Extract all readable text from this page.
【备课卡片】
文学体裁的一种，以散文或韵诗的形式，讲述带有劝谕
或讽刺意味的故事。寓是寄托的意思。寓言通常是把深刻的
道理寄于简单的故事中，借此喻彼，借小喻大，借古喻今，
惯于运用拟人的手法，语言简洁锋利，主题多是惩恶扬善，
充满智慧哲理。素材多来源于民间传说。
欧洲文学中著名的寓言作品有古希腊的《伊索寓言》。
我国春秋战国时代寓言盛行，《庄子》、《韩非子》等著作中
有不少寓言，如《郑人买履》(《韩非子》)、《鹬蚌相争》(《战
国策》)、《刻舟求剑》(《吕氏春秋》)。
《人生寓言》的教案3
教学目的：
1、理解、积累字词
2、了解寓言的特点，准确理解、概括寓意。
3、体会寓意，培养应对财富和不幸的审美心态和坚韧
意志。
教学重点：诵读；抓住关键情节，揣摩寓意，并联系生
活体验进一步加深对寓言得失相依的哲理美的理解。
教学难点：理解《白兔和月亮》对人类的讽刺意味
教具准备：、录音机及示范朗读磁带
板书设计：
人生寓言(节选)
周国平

----

**Task to carry out**
From the first line to the last, please quote the material above exactly.

**Task output**
Extract all readable text from this page.
【备课卡片】
文学体裁的一种，以散文或韵诗的形式，讲述带有劝谕
或讽刺意味的故事。寓是寄托的意思。寓言通常是把深刻的
道理寄于简单的故事中，借此喻彼，借小喻大，借古喻今，
惯于运用拟人的手法，语言简洁锋利，主题多是惩恶扬善，
充满智慧哲理。素材多来源于民间传说。
欧洲文学中著名的寓言作品有古希腊的《伊索寓言》。
我国春秋战国时代寓言盛行，《庄子》、《韩非子》等著作中
有不少寓言，如《郑人买履》(《韩非子》)、《鹬蚌相争》(《战
国策》)、《刻舟求剑》(《吕氏春秋》)。
《人生寓言》的教案3
教学目的：
1、理解、积累字词
2、了解寓言的特点，准确理解、概括寓意。
3、体会寓意，培养应对财富和不幸的审美心态和坚韧
意志。
教学重点：诵读；抓住关键情节，揣摩寓意，并联系生
活体验进一步加深对寓言得失相依的哲理美的理解。
教学难点：理解《白兔和月亮》对人类的讽刺意味
教具准备：、录音机及示范朗读磁带
板书设计：
人生寓言(节选)
周国平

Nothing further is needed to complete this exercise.